§ **Short task**
Give back every line exactly as it appears, pictures excluded.

(Stored data)
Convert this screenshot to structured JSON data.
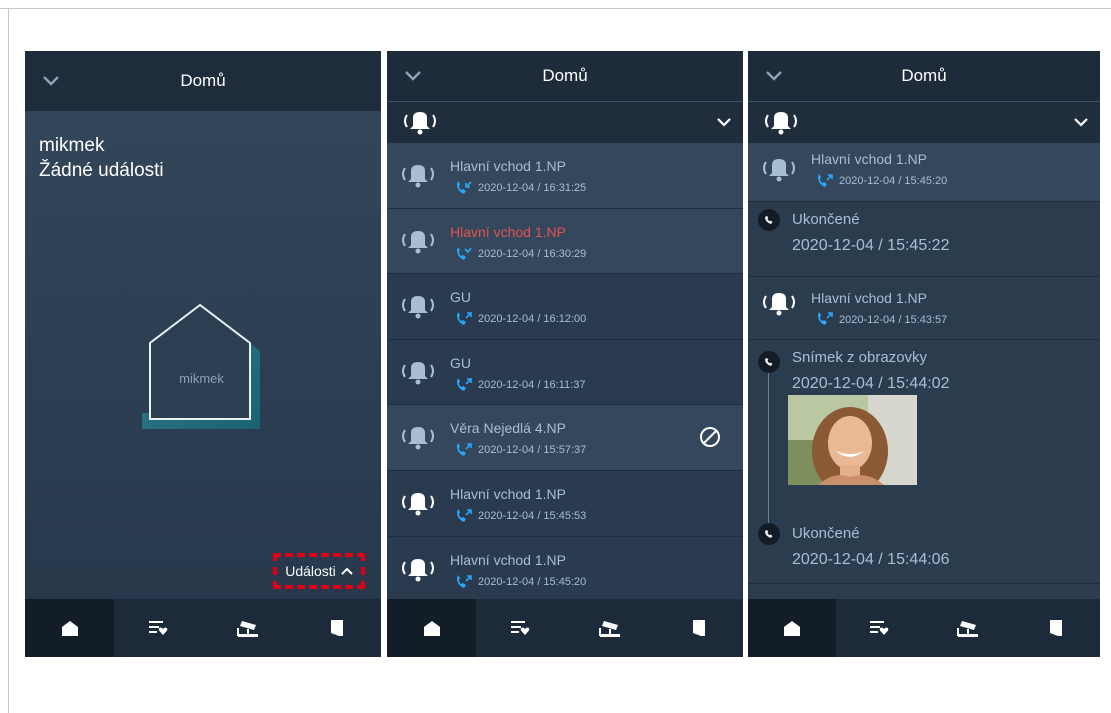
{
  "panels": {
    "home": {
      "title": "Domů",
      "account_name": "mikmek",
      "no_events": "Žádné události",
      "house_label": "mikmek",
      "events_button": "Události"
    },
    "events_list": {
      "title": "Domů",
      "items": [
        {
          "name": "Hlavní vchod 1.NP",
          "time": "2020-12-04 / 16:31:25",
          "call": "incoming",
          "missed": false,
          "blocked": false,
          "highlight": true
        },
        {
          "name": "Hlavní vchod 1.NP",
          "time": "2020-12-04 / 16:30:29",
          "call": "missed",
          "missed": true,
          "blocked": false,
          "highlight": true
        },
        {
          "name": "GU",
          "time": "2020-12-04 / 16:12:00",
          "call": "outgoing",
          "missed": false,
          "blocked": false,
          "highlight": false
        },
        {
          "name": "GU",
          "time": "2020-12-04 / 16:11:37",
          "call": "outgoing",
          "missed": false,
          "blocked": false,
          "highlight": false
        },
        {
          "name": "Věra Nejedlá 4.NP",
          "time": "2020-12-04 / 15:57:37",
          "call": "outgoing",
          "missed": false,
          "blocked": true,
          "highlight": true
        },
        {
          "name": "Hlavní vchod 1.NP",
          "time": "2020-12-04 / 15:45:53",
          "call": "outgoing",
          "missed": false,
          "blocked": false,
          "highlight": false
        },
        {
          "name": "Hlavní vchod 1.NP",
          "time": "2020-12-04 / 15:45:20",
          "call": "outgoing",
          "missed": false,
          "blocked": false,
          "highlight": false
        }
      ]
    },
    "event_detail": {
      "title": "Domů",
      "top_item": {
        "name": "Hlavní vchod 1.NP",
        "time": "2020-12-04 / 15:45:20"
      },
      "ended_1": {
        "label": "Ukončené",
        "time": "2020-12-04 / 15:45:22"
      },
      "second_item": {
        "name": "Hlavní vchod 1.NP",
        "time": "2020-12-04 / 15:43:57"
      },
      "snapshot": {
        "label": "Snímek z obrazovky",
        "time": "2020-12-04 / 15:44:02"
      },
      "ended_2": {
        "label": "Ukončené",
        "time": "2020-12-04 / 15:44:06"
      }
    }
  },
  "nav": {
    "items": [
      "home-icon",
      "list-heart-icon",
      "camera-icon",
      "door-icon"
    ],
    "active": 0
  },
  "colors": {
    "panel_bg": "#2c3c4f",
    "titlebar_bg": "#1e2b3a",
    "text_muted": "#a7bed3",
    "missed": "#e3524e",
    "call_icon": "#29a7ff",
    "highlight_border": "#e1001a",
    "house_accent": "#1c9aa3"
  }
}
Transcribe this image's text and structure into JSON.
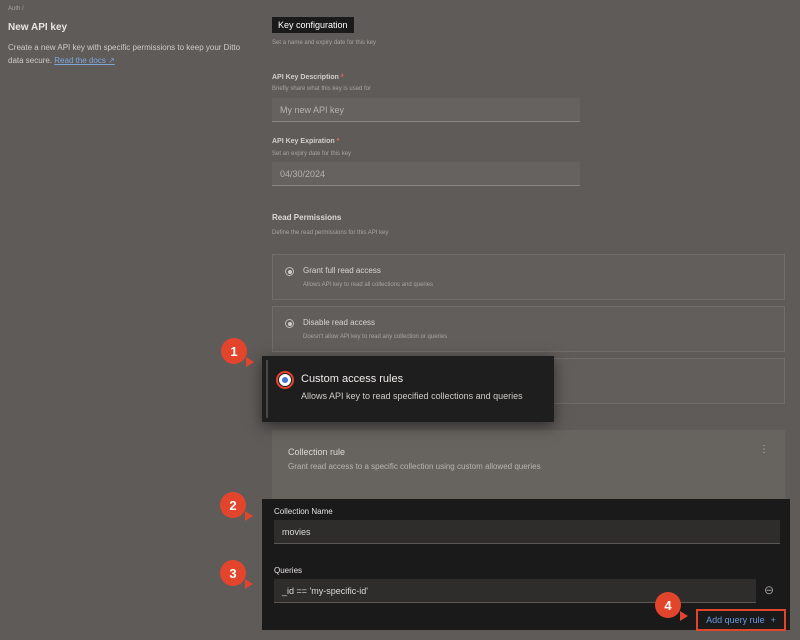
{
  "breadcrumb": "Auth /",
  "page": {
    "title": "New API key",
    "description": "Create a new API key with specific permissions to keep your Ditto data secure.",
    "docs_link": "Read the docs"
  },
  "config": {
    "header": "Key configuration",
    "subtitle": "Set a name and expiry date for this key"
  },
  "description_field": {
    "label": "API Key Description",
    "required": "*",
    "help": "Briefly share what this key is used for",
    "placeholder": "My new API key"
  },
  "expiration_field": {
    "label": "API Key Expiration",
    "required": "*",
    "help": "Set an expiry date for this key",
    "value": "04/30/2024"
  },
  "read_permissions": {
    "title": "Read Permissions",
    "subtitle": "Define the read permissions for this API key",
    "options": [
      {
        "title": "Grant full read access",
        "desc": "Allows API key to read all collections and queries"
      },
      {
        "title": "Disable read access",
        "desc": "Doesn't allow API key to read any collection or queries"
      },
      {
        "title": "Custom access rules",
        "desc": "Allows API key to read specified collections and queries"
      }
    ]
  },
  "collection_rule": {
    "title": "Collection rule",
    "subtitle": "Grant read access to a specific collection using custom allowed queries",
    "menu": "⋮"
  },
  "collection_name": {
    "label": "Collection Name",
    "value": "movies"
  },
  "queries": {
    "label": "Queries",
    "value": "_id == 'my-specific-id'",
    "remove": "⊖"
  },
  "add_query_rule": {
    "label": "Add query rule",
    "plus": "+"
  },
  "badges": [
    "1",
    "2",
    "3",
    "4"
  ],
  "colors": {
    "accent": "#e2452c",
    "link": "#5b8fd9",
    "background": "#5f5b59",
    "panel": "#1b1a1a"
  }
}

§ **Result for this task**
Convert this screenshot to structured JSON data.
{
  "panels": {
    "home": {
      "title": "Domů",
      "account_name": "mikmek",
      "no_events": "Žádné události",
      "house_label": "mikmek",
      "events_button": "Události"
    },
    "events_list": {
      "title": "Domů",
      "items": [
        {
          "name": "Hlavní vchod 1.NP",
          "time": "2020-12-04 / 16:31:25",
          "call": "incoming",
          "missed": false,
          "blocked": false,
          "highlight": true
        },
        {
          "name": "Hlavní vchod 1.NP",
          "time": "2020-12-04 / 16:30:29",
          "call": "missed",
          "missed": true,
          "blocked": false,
          "highlight": true
        },
        {
          "name": "GU",
          "time": "2020-12-04 / 16:12:00",
          "call": "outgoing",
          "missed": false,
          "blocked": false,
          "highlight": false
        },
        {
          "name": "GU",
          "time": "2020-12-04 / 16:11:37",
          "call": "outgoing",
          "missed": false,
          "blocked": false,
          "highlight": false
        },
        {
          "name": "Věra Nejedlá 4.NP",
          "time": "2020-12-04 / 15:57:37",
          "call": "outgoing",
          "missed": false,
          "blocked": true,
          "highlight": true
        },
        {
          "name": "Hlavní vchod 1.NP",
          "time": "2020-12-04 / 15:45:53",
          "call": "outgoing",
          "missed": false,
          "blocked": false,
          "highlight": false
        },
        {
          "name": "Hlavní vchod 1.NP",
          "time": "2020-12-04 / 15:45:20",
          "call": "outgoing",
          "missed": false,
          "blocked": false,
          "highlight": false
        }
      ]
    },
    "event_detail": {
      "title": "Domů",
      "top_item": {
        "name": "Hlavní vchod 1.NP",
        "time": "2020-12-04 / 15:45:20"
      },
      "ended_1": {
        "label": "Ukončené",
        "time": "2020-12-04 / 15:45:22"
      },
      "second_item": {
        "name": "Hlavní vchod 1.NP",
        "time": "2020-12-04 / 15:43:57"
      },
      "snapshot": {
        "label": "Snímek z obrazovky",
        "time": "2020-12-04 / 15:44:02"
      },
      "ended_2": {
        "label": "Ukončené",
        "time": "2020-12-04 / 15:44:06"
      }
    }
  },
  "nav": {
    "items": [
      "home-icon",
      "list-heart-icon",
      "camera-icon",
      "door-icon"
    ],
    "active": 0
  },
  "colors": {
    "panel_bg": "#2c3c4f",
    "titlebar_bg": "#1e2b3a",
    "text_muted": "#a7bed3",
    "missed": "#e3524e",
    "call_icon": "#29a7ff",
    "highlight_border": "#e1001a",
    "house_accent": "#1c9aa3"
  }
}
Transcribe this image's text and structure into JSON.
{
  "breadcrumb": "Auth /",
  "page": {
    "title": "New API key",
    "description": "Create a new API key with specific permissions to keep your Ditto data secure.",
    "docs_link": "Read the docs"
  },
  "config": {
    "header": "Key configuration",
    "subtitle": "Set a name and expiry date for this key"
  },
  "description_field": {
    "label": "API Key Description",
    "required": "*",
    "help": "Briefly share what this key is used for",
    "placeholder": "My new API key"
  },
  "expiration_field": {
    "label": "API Key Expiration",
    "required": "*",
    "help": "Set an expiry date for this key",
    "value": "04/30/2024"
  },
  "read_permissions": {
    "title": "Read Permissions",
    "subtitle": "Define the read permissions for this API key",
    "options": [
      {
        "title": "Grant full read access",
        "desc": "Allows API key to read all collections and queries"
      },
      {
        "title": "Disable read access",
        "desc": "Doesn't allow API key to read any collection or queries"
      },
      {
        "title": "Custom access rules",
        "desc": "Allows API key to read specified collections and queries"
      }
    ]
  },
  "collection_rule": {
    "title": "Collection rule",
    "subtitle": "Grant read access to a specific collection using custom allowed queries",
    "menu": "⋮"
  },
  "collection_name": {
    "label": "Collection Name",
    "value": "movies"
  },
  "queries": {
    "label": "Queries",
    "value": "_id == 'my-specific-id'",
    "remove": "⊖"
  },
  "add_query_rule": {
    "label": "Add query rule",
    "plus": "+"
  },
  "badges": [
    "1",
    "2",
    "3",
    "4"
  ],
  "colors": {
    "accent": "#e2452c",
    "link": "#5b8fd9",
    "background": "#5f5b59",
    "panel": "#1b1a1a"
  }
}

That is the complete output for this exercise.